● **STATED EXERCISE**: For each line that holds "Course", copy the line out.

● **RECORDED DATA**:
/---

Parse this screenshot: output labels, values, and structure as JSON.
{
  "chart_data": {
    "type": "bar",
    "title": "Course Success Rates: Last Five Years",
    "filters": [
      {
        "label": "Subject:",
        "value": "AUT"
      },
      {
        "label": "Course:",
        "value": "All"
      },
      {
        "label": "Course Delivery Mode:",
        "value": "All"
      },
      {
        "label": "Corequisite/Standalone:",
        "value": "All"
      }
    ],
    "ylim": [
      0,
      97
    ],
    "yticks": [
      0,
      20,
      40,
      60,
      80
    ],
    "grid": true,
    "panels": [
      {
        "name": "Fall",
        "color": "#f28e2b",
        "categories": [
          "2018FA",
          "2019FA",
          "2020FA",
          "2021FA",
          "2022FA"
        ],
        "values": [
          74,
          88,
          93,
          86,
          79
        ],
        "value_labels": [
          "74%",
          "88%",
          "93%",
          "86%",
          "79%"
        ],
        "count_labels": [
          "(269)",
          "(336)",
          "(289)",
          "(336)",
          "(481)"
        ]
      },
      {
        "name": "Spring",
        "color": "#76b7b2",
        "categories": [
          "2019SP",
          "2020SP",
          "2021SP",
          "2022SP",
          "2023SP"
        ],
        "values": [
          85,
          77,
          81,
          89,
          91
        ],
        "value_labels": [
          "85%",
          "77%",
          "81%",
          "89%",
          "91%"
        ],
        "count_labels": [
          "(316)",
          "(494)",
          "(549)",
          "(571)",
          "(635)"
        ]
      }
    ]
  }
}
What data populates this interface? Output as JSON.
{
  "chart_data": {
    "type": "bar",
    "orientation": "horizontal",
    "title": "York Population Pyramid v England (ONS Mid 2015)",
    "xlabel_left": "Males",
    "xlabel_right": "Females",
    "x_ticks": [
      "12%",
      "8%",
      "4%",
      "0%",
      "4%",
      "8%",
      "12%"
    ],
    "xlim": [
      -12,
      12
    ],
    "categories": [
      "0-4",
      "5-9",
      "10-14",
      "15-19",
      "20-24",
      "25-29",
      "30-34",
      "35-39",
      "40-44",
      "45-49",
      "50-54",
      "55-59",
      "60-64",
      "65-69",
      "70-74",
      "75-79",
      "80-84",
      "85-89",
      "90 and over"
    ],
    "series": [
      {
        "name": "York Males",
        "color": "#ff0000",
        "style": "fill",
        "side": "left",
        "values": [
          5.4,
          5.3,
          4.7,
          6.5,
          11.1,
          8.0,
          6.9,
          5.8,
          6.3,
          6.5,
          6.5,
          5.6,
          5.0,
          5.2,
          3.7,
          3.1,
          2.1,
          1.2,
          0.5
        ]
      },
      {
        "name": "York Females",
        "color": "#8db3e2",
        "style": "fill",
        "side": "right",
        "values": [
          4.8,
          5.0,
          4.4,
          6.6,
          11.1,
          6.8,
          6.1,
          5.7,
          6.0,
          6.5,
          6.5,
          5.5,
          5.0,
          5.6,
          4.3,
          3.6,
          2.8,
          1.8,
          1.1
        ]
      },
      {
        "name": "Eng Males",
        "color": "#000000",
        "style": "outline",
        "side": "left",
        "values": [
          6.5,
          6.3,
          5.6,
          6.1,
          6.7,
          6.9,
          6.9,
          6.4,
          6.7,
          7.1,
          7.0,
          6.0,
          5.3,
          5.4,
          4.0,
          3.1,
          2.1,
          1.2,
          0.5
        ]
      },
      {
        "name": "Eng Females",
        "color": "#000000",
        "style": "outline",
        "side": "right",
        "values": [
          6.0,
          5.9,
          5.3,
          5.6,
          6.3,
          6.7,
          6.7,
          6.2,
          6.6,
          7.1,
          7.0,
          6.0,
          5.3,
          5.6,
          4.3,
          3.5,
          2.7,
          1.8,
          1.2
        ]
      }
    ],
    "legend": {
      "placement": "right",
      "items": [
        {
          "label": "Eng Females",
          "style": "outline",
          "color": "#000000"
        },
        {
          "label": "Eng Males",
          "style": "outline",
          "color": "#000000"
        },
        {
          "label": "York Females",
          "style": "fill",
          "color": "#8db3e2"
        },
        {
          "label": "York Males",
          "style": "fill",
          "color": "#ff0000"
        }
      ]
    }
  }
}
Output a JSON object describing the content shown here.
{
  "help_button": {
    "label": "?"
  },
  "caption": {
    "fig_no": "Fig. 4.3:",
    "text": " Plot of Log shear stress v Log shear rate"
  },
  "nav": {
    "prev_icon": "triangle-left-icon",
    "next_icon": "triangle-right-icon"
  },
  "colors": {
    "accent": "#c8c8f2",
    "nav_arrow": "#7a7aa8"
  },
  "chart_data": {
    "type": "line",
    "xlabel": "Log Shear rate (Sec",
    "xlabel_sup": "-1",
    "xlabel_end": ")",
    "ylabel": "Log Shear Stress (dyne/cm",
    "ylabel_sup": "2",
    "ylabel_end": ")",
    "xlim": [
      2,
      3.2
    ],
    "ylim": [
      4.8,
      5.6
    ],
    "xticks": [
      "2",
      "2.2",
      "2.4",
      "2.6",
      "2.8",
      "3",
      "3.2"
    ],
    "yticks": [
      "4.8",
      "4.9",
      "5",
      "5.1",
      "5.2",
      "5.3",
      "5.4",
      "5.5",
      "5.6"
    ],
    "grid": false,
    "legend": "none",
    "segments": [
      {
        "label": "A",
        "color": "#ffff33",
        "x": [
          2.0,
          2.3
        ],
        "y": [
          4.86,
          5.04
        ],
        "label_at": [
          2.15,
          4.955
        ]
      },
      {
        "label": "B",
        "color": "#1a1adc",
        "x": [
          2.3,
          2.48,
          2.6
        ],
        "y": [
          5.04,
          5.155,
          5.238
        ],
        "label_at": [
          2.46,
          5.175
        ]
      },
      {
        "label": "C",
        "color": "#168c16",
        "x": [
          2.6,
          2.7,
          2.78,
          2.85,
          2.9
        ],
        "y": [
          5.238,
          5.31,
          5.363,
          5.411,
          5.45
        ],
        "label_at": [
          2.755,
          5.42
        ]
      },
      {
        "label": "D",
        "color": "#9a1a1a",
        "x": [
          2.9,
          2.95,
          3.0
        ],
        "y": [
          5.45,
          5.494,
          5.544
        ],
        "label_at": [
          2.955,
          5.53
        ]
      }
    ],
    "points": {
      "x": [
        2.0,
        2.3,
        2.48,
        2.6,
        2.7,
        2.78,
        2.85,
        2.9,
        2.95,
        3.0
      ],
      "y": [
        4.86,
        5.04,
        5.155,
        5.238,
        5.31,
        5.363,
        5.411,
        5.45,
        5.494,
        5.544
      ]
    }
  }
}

\---

● **THE REPLY**:
    "title": "Course Success Rates: Last Five Years",
        "label": "Course:",
        "label": "Course Delivery Mode:",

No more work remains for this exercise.